Exercise details:
Gather each line of the entries below that includes "predigestion".

Content starts

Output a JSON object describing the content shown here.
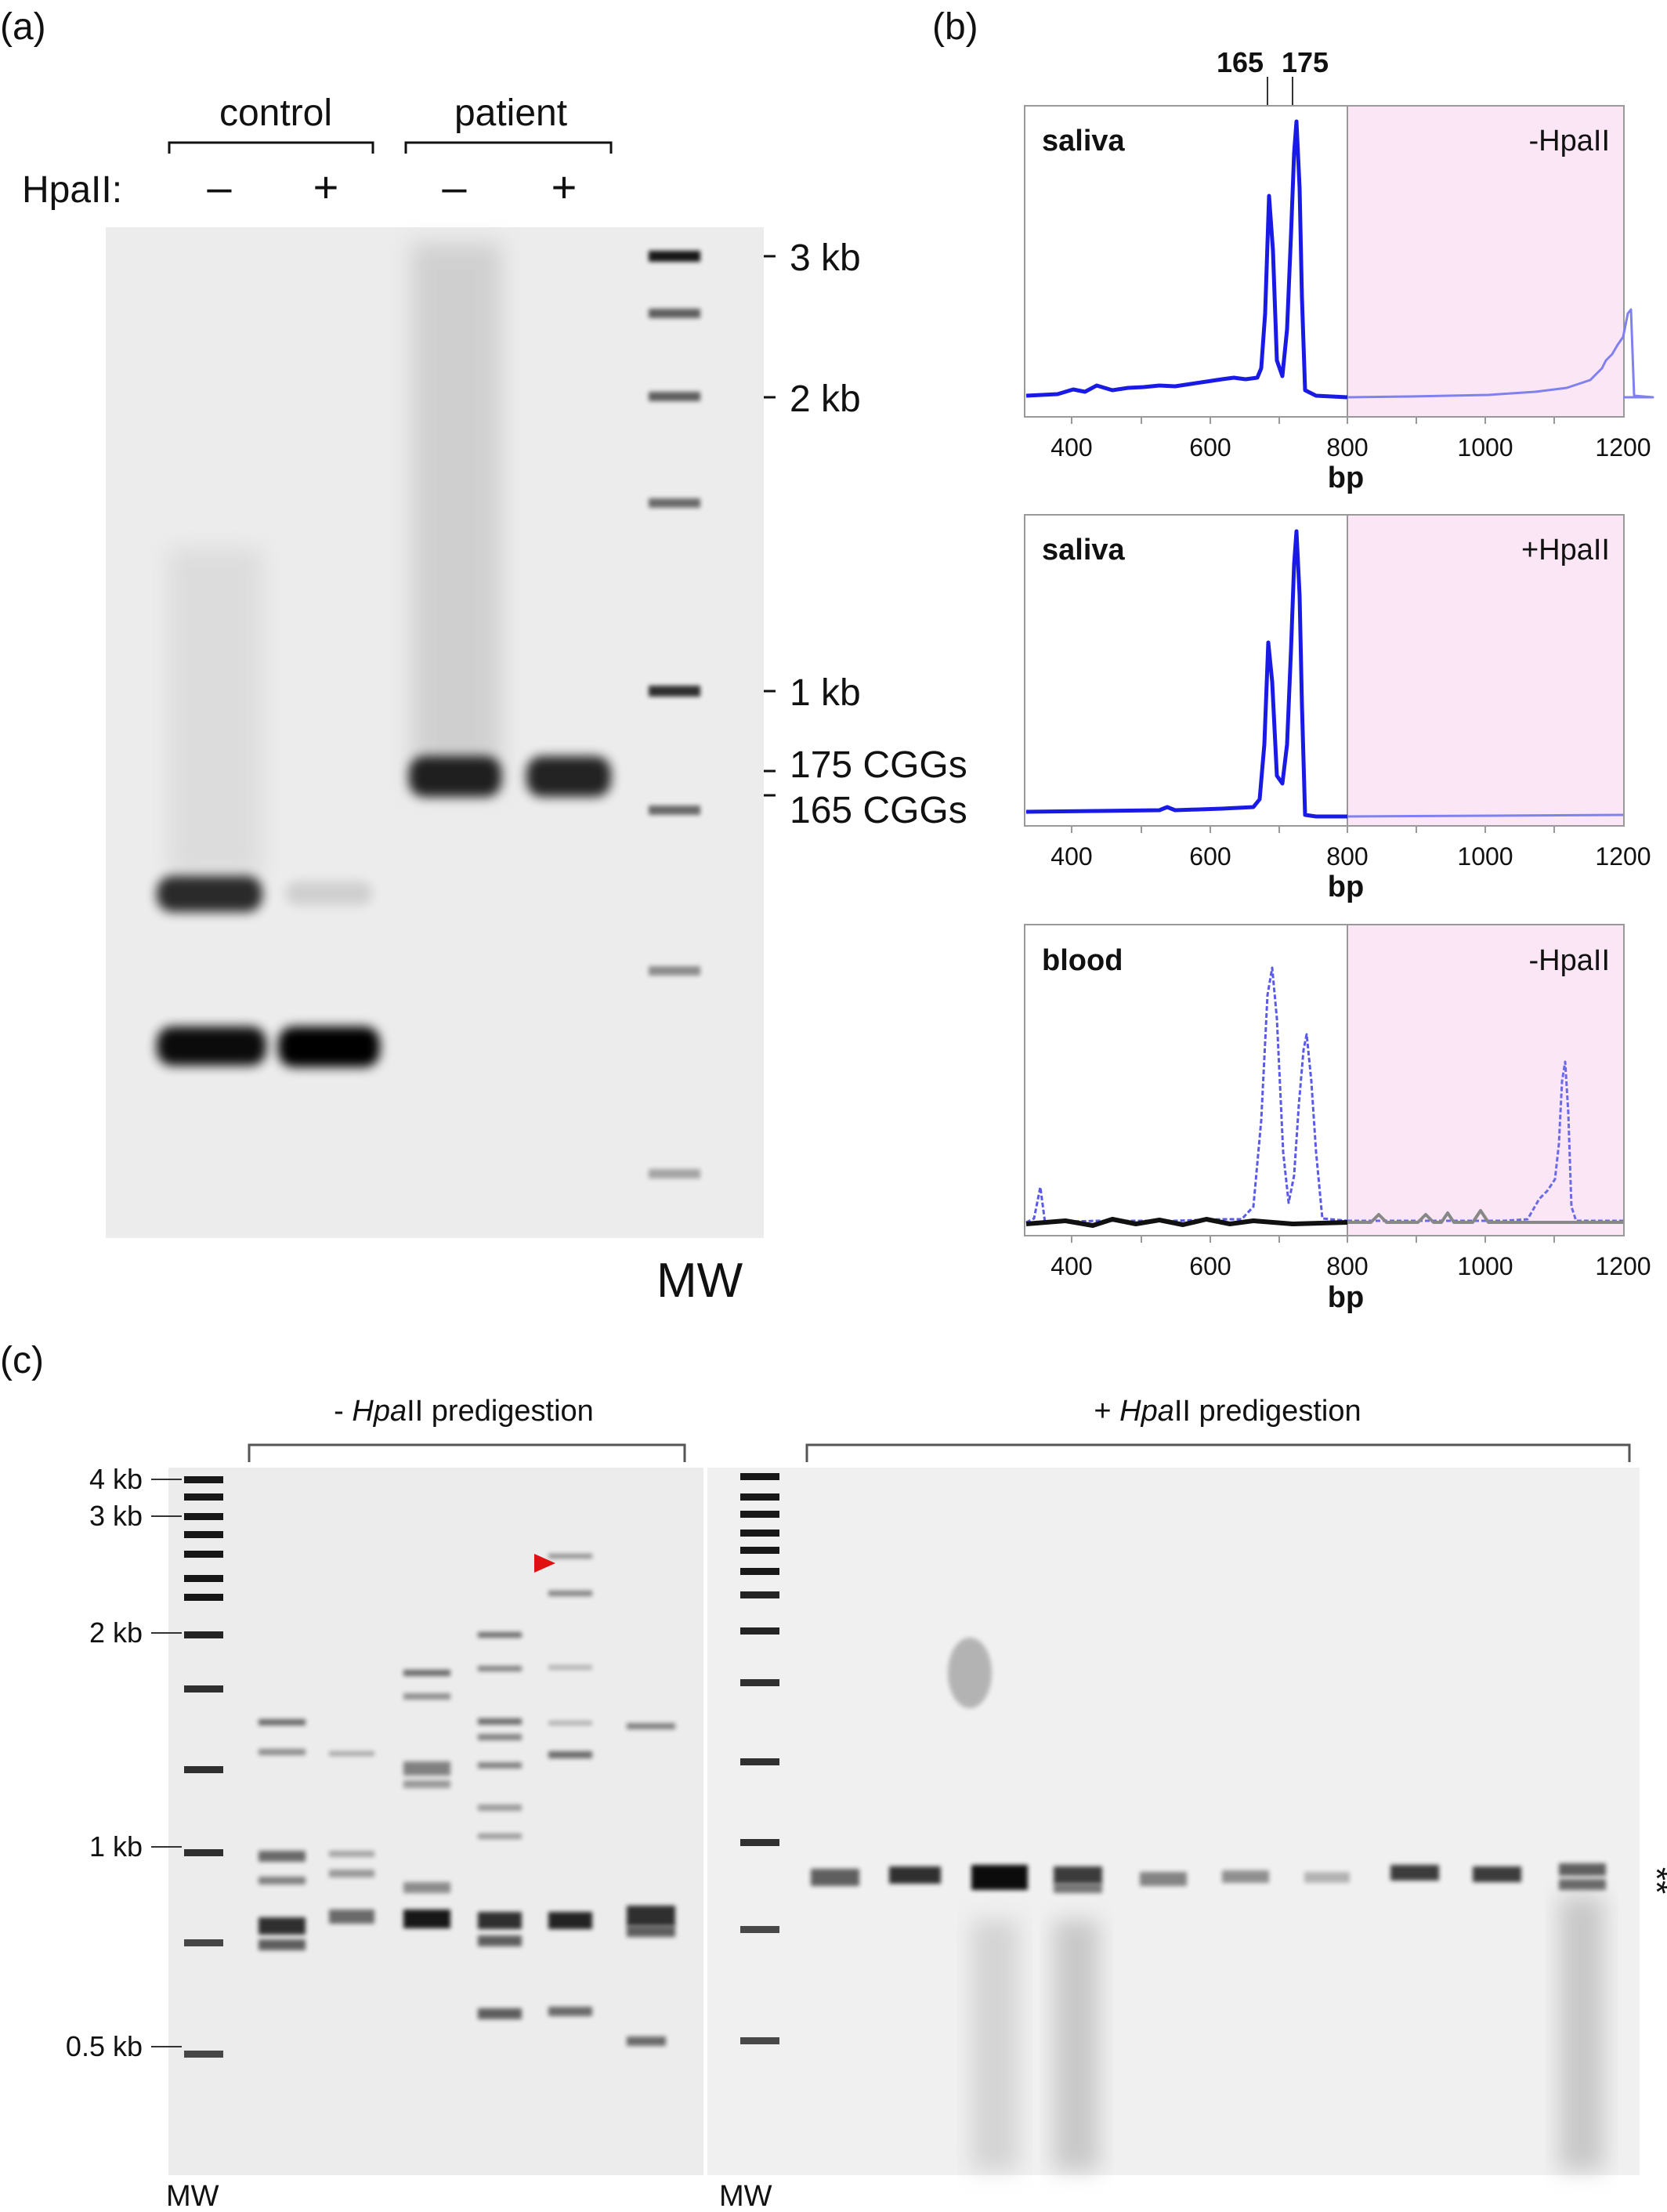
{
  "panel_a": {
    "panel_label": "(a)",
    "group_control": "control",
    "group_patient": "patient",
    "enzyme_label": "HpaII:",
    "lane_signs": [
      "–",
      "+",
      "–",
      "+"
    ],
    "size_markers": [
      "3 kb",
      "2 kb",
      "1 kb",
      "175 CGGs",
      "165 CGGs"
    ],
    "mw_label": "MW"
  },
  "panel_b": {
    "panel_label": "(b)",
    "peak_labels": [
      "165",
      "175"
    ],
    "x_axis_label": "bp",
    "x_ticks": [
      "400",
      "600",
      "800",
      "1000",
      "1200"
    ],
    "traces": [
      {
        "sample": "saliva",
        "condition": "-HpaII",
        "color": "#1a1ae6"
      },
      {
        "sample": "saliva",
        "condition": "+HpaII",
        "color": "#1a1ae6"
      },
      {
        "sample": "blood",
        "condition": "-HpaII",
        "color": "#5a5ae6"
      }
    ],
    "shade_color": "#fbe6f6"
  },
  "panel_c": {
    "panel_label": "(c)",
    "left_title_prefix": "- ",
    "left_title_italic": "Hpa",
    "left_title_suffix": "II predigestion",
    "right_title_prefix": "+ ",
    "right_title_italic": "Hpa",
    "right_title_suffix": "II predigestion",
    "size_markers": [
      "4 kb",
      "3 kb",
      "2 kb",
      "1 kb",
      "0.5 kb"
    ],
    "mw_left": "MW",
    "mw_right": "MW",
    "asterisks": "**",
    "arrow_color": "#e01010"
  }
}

Content ends
Content starts

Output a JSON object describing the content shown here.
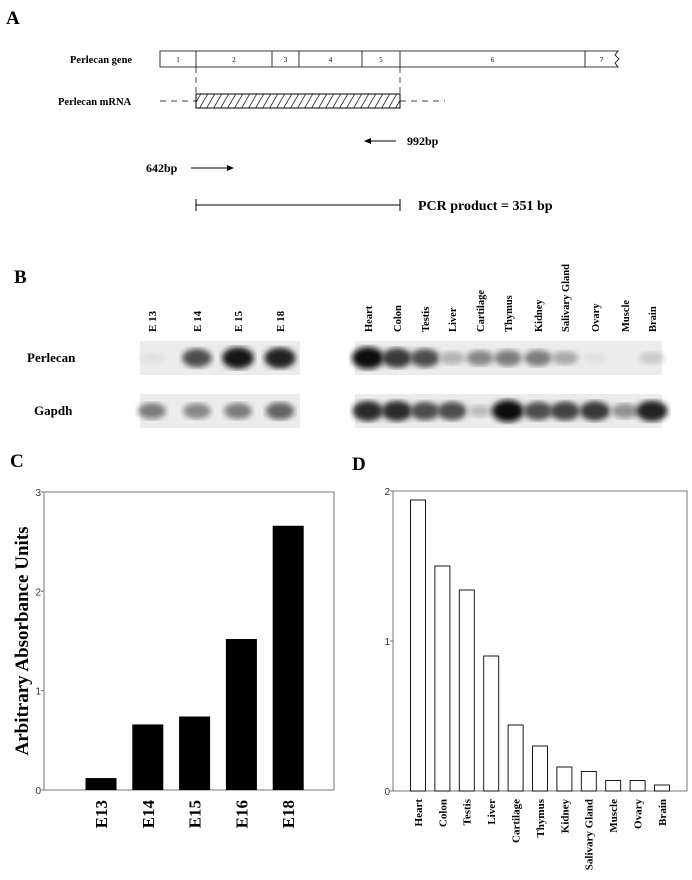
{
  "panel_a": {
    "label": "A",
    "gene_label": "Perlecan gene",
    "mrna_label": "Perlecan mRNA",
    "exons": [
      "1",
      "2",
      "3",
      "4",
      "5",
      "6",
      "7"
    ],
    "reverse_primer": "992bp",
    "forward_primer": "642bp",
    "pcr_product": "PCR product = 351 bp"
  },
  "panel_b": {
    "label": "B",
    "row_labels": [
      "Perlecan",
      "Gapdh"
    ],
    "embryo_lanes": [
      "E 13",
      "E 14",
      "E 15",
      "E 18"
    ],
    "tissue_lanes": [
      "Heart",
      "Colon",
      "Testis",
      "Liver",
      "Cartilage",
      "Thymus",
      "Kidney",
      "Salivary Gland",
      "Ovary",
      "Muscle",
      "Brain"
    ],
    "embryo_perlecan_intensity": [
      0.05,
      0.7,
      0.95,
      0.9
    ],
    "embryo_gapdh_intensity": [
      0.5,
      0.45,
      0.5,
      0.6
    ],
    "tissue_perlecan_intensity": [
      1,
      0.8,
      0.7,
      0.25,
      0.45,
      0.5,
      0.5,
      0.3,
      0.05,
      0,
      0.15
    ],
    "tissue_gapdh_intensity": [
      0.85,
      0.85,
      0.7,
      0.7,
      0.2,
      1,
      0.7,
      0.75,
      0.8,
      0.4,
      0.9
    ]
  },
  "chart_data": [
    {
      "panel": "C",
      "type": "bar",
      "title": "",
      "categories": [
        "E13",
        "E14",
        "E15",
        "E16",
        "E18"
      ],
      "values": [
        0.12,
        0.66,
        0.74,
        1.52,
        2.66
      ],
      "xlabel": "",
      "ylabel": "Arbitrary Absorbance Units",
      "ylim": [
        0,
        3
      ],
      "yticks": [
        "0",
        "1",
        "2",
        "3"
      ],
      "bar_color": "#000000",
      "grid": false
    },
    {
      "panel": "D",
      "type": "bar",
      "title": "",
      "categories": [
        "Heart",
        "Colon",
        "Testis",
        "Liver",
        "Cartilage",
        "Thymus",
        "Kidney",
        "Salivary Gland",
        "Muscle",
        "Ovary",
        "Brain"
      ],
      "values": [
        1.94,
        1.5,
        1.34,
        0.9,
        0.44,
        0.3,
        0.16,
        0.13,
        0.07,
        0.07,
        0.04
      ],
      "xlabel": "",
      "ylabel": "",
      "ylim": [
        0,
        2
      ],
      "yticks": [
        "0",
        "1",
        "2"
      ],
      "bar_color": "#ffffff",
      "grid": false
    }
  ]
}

Content ends

Answer box:
    "left_title_suffix": "II predigestion",
    "right_title_suffix": "II predigestion",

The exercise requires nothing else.